What is required → Give the number of lines that contain the string "您的专家", please, and nothing else.
----- Entries -----
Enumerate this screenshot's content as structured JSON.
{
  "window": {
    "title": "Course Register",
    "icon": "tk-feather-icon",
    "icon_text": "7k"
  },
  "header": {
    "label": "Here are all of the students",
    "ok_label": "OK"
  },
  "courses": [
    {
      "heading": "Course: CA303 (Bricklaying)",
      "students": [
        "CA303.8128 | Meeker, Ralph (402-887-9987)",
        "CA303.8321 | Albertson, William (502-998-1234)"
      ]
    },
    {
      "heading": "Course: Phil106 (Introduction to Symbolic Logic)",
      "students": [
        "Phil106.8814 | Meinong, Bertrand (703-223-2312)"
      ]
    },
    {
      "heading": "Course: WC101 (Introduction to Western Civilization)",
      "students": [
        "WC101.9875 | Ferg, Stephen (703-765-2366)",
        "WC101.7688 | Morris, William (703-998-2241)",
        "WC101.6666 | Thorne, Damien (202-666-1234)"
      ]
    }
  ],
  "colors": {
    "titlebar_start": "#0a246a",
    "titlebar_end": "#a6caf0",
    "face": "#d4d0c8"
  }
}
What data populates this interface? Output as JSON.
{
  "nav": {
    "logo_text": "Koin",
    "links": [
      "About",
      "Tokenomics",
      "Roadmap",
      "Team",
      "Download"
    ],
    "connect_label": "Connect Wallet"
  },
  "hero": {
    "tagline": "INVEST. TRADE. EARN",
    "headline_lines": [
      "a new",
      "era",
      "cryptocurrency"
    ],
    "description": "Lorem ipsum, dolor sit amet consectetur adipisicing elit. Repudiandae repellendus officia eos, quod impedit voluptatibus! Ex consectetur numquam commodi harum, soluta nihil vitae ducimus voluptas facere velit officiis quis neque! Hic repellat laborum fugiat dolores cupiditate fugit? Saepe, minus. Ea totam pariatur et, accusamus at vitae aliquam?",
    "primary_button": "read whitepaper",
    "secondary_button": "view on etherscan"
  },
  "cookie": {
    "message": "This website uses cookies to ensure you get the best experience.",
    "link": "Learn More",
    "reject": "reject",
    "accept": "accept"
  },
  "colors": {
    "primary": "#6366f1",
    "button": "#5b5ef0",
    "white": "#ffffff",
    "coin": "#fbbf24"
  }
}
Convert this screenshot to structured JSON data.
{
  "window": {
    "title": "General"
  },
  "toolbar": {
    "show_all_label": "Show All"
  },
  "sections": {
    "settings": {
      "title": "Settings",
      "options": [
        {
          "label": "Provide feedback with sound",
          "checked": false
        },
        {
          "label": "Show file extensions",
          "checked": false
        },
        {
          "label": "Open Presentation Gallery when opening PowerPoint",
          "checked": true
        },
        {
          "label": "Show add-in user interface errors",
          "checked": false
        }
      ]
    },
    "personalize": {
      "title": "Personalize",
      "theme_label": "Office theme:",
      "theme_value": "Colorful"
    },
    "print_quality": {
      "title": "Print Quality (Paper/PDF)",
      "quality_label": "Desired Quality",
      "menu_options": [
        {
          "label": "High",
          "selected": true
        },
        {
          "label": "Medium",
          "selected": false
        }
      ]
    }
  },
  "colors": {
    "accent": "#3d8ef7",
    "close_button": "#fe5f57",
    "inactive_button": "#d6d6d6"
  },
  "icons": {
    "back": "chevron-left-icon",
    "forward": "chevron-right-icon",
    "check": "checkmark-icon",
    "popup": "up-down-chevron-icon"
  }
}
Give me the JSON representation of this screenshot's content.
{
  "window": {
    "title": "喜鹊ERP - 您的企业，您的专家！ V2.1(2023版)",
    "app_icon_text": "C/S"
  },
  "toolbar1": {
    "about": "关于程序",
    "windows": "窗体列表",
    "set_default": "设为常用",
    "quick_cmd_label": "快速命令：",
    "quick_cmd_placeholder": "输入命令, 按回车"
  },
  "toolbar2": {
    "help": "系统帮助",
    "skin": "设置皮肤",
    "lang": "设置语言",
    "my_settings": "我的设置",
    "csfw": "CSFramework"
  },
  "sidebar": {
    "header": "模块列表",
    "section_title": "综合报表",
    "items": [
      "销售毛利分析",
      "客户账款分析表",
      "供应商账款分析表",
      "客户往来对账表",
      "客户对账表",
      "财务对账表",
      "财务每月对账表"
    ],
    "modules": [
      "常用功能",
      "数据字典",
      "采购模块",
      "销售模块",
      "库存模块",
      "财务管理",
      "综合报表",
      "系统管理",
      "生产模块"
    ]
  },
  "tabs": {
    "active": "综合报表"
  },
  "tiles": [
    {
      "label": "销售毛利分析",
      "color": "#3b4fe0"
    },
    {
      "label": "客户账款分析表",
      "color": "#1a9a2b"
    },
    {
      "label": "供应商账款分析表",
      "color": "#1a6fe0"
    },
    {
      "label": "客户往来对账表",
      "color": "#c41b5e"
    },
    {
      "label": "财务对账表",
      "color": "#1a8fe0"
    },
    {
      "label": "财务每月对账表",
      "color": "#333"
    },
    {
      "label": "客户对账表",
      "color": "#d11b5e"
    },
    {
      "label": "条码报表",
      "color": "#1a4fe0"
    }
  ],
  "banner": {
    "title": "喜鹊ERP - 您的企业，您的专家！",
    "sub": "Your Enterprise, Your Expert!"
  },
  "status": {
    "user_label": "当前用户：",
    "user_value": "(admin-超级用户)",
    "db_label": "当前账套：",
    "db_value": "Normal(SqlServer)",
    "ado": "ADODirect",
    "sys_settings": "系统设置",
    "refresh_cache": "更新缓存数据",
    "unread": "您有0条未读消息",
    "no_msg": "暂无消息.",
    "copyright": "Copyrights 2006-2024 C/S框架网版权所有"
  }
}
-----
Response for this exercise → 2